▸ TASK DESCRIPTION: Give only the number of lines in these records that contain the word "BINANCE".
begin RAW DATA
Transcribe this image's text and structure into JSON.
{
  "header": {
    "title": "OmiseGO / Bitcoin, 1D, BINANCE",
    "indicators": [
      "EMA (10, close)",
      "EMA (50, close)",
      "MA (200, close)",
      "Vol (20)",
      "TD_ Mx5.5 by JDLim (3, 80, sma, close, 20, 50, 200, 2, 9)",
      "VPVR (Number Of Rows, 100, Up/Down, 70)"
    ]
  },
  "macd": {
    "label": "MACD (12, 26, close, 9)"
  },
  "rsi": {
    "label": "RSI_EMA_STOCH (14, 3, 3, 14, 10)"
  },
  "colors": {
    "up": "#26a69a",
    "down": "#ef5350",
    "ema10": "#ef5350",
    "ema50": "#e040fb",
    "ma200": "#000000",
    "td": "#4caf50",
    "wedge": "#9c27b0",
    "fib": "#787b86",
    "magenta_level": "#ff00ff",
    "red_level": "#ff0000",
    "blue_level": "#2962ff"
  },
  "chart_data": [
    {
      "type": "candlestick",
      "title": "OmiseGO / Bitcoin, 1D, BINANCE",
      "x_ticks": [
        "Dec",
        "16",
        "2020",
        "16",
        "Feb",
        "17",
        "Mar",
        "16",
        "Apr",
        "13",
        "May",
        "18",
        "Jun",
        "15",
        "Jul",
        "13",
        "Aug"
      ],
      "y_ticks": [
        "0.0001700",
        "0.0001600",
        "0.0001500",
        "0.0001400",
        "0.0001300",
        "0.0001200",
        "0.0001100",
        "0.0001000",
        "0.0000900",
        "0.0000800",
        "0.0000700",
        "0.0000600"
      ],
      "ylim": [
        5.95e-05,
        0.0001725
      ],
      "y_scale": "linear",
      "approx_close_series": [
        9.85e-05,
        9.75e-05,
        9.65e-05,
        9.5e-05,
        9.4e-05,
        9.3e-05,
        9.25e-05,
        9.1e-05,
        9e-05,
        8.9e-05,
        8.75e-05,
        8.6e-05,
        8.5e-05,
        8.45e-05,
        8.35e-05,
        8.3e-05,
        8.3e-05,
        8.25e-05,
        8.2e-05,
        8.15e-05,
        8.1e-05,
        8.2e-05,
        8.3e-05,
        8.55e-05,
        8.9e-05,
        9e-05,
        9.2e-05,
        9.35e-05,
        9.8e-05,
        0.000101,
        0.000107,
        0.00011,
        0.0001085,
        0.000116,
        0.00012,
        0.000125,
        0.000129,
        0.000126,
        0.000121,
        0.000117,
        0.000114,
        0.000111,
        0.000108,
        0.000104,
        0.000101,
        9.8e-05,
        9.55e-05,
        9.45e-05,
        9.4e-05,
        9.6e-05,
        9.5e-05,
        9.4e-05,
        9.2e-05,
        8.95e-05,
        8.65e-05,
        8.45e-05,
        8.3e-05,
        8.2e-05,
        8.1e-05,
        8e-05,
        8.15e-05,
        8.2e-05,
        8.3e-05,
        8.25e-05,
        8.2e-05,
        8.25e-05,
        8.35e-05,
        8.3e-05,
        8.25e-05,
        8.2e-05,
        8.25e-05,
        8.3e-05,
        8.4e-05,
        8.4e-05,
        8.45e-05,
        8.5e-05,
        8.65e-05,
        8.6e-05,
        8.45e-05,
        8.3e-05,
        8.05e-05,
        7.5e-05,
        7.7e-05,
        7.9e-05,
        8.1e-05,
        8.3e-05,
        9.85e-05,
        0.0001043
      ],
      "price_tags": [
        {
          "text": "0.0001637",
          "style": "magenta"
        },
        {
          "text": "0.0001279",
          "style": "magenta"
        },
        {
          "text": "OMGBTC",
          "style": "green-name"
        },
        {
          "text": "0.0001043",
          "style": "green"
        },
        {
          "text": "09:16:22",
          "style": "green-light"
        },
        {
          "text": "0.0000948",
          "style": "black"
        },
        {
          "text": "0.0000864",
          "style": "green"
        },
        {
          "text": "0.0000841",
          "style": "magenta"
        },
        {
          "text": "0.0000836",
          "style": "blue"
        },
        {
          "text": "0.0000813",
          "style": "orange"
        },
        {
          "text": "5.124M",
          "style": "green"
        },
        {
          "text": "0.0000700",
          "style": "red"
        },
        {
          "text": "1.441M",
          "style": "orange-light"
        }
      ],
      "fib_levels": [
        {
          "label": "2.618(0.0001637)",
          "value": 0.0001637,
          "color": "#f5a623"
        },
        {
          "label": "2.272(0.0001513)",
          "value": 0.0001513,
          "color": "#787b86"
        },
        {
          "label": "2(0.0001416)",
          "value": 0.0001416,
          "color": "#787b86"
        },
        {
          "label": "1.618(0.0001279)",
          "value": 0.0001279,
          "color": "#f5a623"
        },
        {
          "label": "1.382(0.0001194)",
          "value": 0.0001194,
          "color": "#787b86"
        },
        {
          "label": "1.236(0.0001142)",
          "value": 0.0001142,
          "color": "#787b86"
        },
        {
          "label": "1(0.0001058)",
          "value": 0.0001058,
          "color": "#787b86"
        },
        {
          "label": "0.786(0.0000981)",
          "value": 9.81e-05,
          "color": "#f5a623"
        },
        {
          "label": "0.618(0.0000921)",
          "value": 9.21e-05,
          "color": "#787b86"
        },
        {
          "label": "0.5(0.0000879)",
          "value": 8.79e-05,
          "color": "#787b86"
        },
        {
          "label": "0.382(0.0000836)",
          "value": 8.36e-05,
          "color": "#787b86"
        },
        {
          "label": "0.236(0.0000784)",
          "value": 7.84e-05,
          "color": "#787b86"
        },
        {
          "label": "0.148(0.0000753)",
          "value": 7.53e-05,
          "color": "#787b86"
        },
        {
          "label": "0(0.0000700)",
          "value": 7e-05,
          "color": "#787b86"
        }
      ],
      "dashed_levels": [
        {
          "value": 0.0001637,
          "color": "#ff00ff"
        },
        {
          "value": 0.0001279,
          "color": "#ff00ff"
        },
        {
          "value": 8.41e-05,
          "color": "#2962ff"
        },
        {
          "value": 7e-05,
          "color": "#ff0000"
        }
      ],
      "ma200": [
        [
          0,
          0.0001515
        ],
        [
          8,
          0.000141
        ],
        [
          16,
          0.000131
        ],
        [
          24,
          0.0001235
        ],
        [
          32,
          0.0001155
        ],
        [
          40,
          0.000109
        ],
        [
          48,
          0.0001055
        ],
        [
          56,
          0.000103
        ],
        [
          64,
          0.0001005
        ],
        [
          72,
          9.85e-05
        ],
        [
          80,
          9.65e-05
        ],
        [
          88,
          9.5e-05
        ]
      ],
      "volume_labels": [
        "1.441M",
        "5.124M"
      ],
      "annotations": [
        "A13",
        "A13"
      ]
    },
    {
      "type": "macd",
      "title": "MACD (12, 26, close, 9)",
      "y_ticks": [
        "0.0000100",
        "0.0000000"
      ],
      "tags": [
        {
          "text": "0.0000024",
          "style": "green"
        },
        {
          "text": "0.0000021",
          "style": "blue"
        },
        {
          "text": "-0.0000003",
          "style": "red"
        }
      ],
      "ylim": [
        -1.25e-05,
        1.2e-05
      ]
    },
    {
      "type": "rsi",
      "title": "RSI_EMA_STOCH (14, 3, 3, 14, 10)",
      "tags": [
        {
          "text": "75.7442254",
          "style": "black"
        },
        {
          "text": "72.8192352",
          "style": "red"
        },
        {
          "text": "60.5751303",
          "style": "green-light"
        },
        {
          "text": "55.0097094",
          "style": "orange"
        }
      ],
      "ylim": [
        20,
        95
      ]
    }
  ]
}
end RAW DATA
▸ RESULT OF THE EXERCISE: 2